** Set problem **
The records below are to be quoted in full; please keep every word exact.

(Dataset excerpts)
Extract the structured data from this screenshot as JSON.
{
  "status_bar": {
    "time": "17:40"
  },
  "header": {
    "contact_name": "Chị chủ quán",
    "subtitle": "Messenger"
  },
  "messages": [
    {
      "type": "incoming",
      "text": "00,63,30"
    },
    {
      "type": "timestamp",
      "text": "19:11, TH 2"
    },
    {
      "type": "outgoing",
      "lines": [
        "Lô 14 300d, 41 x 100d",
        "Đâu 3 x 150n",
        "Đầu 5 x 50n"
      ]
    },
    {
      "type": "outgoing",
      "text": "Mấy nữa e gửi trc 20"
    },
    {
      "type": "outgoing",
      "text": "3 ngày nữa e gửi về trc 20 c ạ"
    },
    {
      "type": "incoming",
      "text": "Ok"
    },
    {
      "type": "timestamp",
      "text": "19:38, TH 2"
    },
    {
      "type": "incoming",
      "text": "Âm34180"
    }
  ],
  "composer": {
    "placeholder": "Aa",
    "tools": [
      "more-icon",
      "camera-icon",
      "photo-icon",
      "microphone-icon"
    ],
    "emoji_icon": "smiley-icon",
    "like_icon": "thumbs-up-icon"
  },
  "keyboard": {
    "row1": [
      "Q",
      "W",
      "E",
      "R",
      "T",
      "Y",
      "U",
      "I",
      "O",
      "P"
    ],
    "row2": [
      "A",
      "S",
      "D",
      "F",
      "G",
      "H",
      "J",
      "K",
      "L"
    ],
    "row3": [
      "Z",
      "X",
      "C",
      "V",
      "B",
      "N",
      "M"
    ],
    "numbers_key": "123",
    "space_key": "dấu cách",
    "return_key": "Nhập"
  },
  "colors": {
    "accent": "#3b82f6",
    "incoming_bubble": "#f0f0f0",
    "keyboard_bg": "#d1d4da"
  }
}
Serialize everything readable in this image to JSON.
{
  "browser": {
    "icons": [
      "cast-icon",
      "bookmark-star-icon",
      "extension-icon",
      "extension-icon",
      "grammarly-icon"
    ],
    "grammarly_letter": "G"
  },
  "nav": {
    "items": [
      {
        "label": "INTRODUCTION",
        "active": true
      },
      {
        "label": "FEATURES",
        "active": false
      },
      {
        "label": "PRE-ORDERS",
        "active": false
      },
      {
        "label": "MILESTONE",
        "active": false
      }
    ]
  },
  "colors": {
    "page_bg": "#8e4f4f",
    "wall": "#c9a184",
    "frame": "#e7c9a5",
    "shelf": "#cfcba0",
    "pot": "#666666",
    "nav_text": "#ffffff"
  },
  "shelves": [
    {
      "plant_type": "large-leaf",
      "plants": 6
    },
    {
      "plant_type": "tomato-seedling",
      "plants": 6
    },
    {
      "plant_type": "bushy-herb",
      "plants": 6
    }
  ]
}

** Expected answer **
Extract the structured data from this screenshot as JSON.
{
  "status_bar": {
    "time": "17:40"
  },
  "header": {
    "contact_name": "Chị chủ quán",
    "subtitle": "Messenger"
  },
  "messages": [
    {
      "type": "incoming",
      "text": "00,63,30"
    },
    {
      "type": "timestamp",
      "text": "19:11, TH 2"
    },
    {
      "type": "outgoing",
      "lines": [
        "Lô 14 300d, 41 x 100d",
        "Đâu 3 x 150n",
        "Đầu 5 x 50n"
      ]
    },
    {
      "type": "outgoing",
      "text": "Mấy nữa e gửi trc 20"
    },
    {
      "type": "outgoing",
      "text": "3 ngày nữa e gửi về trc 20 c ạ"
    },
    {
      "type": "incoming",
      "text": "Ok"
    },
    {
      "type": "timestamp",
      "text": "19:38, TH 2"
    },
    {
      "type": "incoming",
      "text": "Âm34180"
    }
  ],
  "composer": {
    "placeholder": "Aa",
    "tools": [
      "more-icon",
      "camera-icon",
      "photo-icon",
      "microphone-icon"
    ],
    "emoji_icon": "smiley-icon",
    "like_icon": "thumbs-up-icon"
  },
  "keyboard": {
    "row1": [
      "Q",
      "W",
      "E",
      "R",
      "T",
      "Y",
      "U",
      "I",
      "O",
      "P"
    ],
    "row2": [
      "A",
      "S",
      "D",
      "F",
      "G",
      "H",
      "J",
      "K",
      "L"
    ],
    "row3": [
      "Z",
      "X",
      "C",
      "V",
      "B",
      "N",
      "M"
    ],
    "numbers_key": "123",
    "space_key": "dấu cách",
    "return_key": "Nhập"
  },
  "colors": {
    "accent": "#3b82f6",
    "incoming_bubble": "#f0f0f0",
    "keyboard_bg": "#d1d4da"
  }
}
Serialize everything readable in this image to JSON.
{
  "browser": {
    "icons": [
      "cast-icon",
      "bookmark-star-icon",
      "extension-icon",
      "extension-icon",
      "grammarly-icon"
    ],
    "grammarly_letter": "G"
  },
  "nav": {
    "items": [
      {
        "label": "INTRODUCTION",
        "active": true
      },
      {
        "label": "FEATURES",
        "active": false
      },
      {
        "label": "PRE-ORDERS",
        "active": false
      },
      {
        "label": "MILESTONE",
        "active": false
      }
    ]
  },
  "colors": {
    "page_bg": "#8e4f4f",
    "wall": "#c9a184",
    "frame": "#e7c9a5",
    "shelf": "#cfcba0",
    "pot": "#666666",
    "nav_text": "#ffffff"
  },
  "shelves": [
    {
      "plant_type": "large-leaf",
      "plants": 6
    },
    {
      "plant_type": "tomato-seedling",
      "plants": 6
    },
    {
      "plant_type": "bushy-herb",
      "plants": 6
    }
  ]
}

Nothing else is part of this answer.